**What the task requires**
Output each line of the material exactly as it stands.

**Data listing**

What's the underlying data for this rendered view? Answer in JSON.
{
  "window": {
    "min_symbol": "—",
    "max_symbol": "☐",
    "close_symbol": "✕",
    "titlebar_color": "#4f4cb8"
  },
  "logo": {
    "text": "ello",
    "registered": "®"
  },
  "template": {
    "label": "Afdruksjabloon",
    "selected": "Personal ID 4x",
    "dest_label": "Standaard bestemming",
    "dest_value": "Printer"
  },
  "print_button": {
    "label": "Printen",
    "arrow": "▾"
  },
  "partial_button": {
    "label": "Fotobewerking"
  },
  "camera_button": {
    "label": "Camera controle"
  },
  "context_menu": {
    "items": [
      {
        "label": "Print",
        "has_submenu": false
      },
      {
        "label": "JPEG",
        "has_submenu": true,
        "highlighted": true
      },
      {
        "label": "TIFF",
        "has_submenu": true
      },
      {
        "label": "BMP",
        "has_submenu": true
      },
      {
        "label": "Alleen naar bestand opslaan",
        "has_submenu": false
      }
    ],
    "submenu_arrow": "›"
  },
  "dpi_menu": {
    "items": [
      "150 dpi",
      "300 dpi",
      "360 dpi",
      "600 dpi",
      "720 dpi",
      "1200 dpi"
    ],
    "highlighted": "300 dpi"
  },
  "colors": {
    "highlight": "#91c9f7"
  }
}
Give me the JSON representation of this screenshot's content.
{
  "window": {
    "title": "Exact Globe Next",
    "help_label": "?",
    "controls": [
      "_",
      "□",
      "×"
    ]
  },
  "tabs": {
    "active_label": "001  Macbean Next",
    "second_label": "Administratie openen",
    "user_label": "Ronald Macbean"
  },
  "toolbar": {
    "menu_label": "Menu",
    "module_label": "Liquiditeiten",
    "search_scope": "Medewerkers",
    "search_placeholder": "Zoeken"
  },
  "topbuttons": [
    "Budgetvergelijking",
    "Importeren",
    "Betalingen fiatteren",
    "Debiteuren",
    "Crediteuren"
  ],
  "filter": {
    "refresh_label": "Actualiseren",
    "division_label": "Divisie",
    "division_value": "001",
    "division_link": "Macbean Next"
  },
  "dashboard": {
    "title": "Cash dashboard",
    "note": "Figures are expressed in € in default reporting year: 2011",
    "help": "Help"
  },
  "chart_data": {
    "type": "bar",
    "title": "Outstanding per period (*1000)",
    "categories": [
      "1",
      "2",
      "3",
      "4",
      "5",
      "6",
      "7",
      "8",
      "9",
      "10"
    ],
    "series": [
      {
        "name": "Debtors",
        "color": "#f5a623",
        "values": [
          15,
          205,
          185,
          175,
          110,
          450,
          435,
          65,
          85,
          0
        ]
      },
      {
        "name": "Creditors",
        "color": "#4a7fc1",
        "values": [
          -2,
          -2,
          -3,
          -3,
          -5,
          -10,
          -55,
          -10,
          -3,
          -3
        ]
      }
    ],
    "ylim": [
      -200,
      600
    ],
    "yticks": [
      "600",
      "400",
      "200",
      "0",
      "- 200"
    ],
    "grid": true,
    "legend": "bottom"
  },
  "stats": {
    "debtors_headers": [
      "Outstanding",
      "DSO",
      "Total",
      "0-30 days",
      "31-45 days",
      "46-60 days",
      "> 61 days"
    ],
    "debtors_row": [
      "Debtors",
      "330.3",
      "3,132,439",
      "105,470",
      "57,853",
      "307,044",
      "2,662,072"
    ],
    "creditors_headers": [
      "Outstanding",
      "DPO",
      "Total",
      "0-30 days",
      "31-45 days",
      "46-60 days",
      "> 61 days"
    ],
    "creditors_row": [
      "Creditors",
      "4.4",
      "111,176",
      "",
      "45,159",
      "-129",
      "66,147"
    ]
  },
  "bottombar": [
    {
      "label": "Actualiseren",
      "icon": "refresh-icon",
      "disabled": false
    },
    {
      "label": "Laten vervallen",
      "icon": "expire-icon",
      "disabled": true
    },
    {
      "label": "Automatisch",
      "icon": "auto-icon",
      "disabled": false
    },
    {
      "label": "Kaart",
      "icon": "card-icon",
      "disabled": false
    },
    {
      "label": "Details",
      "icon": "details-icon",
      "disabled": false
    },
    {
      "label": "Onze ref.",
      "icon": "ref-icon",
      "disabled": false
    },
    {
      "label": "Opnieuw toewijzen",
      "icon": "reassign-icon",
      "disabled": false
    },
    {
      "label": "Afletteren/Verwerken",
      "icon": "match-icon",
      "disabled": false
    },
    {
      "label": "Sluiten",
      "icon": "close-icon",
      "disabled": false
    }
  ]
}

**Response below**
What's the underlying data for this rendered view? Answer in JSON.
{
  "window": {
    "min_symbol": "—",
    "max_symbol": "☐",
    "close_symbol": "✕",
    "titlebar_color": "#4f4cb8"
  },
  "logo": {
    "text": "ello",
    "registered": "®"
  },
  "template": {
    "label": "Afdruksjabloon",
    "selected": "Personal ID 4x",
    "dest_label": "Standaard bestemming",
    "dest_value": "Printer"
  },
  "print_button": {
    "label": "Printen",
    "arrow": "▾"
  },
  "partial_button": {
    "label": "Fotobewerking"
  },
  "camera_button": {
    "label": "Camera controle"
  },
  "context_menu": {
    "items": [
      {
        "label": "Print",
        "has_submenu": false
      },
      {
        "label": "JPEG",
        "has_submenu": true,
        "highlighted": true
      },
      {
        "label": "TIFF",
        "has_submenu": true
      },
      {
        "label": "BMP",
        "has_submenu": true
      },
      {
        "label": "Alleen naar bestand opslaan",
        "has_submenu": false
      }
    ],
    "submenu_arrow": "›"
  },
  "dpi_menu": {
    "items": [
      "150 dpi",
      "300 dpi",
      "360 dpi",
      "600 dpi",
      "720 dpi",
      "1200 dpi"
    ],
    "highlighted": "300 dpi"
  },
  "colors": {
    "highlight": "#91c9f7"
  }
}
Give me the JSON representation of this screenshot's content.
{
  "window": {
    "title": "Exact Globe Next",
    "help_label": "?",
    "controls": [
      "_",
      "□",
      "×"
    ]
  },
  "tabs": {
    "active_label": "001  Macbean Next",
    "second_label": "Administratie openen",
    "user_label": "Ronald Macbean"
  },
  "toolbar": {
    "menu_label": "Menu",
    "module_label": "Liquiditeiten",
    "search_scope": "Medewerkers",
    "search_placeholder": "Zoeken"
  },
  "topbuttons": [
    "Budgetvergelijking",
    "Importeren",
    "Betalingen fiatteren",
    "Debiteuren",
    "Crediteuren"
  ],
  "filter": {
    "refresh_label": "Actualiseren",
    "division_label": "Divisie",
    "division_value": "001",
    "division_link": "Macbean Next"
  },
  "dashboard": {
    "title": "Cash dashboard",
    "note": "Figures are expressed in € in default reporting year: 2011",
    "help": "Help"
  },
  "chart_data": {
    "type": "bar",
    "title": "Outstanding per period (*1000)",
    "categories": [
      "1",
      "2",
      "3",
      "4",
      "5",
      "6",
      "7",
      "8",
      "9",
      "10"
    ],
    "series": [
      {
        "name": "Debtors",
        "color": "#f5a623",
        "values": [
          15,
          205,
          185,
          175,
          110,
          450,
          435,
          65,
          85,
          0
        ]
      },
      {
        "name": "Creditors",
        "color": "#4a7fc1",
        "values": [
          -2,
          -2,
          -3,
          -3,
          -5,
          -10,
          -55,
          -10,
          -3,
          -3
        ]
      }
    ],
    "ylim": [
      -200,
      600
    ],
    "yticks": [
      "600",
      "400",
      "200",
      "0",
      "- 200"
    ],
    "grid": true,
    "legend": "bottom"
  },
  "stats": {
    "debtors_headers": [
      "Outstanding",
      "DSO",
      "Total",
      "0-30 days",
      "31-45 days",
      "46-60 days",
      "> 61 days"
    ],
    "debtors_row": [
      "Debtors",
      "330.3",
      "3,132,439",
      "105,470",
      "57,853",
      "307,044",
      "2,662,072"
    ],
    "creditors_headers": [
      "Outstanding",
      "DPO",
      "Total",
      "0-30 days",
      "31-45 days",
      "46-60 days",
      "> 61 days"
    ],
    "creditors_row": [
      "Creditors",
      "4.4",
      "111,176",
      "",
      "45,159",
      "-129",
      "66,147"
    ]
  },
  "bottombar": [
    {
      "label": "Actualiseren",
      "icon": "refresh-icon",
      "disabled": false
    },
    {
      "label": "Laten vervallen",
      "icon": "expire-icon",
      "disabled": true
    },
    {
      "label": "Automatisch",
      "icon": "auto-icon",
      "disabled": false
    },
    {
      "label": "Kaart",
      "icon": "card-icon",
      "disabled": false
    },
    {
      "label": "Details",
      "icon": "details-icon",
      "disabled": false
    },
    {
      "label": "Onze ref.",
      "icon": "ref-icon",
      "disabled": false
    },
    {
      "label": "Opnieuw toewijzen",
      "icon": "reassign-icon",
      "disabled": false
    },
    {
      "label": "Afletteren/Verwerken",
      "icon": "match-icon",
      "disabled": false
    },
    {
      "label": "Sluiten",
      "icon": "close-icon",
      "disabled": false
    }
  ]
}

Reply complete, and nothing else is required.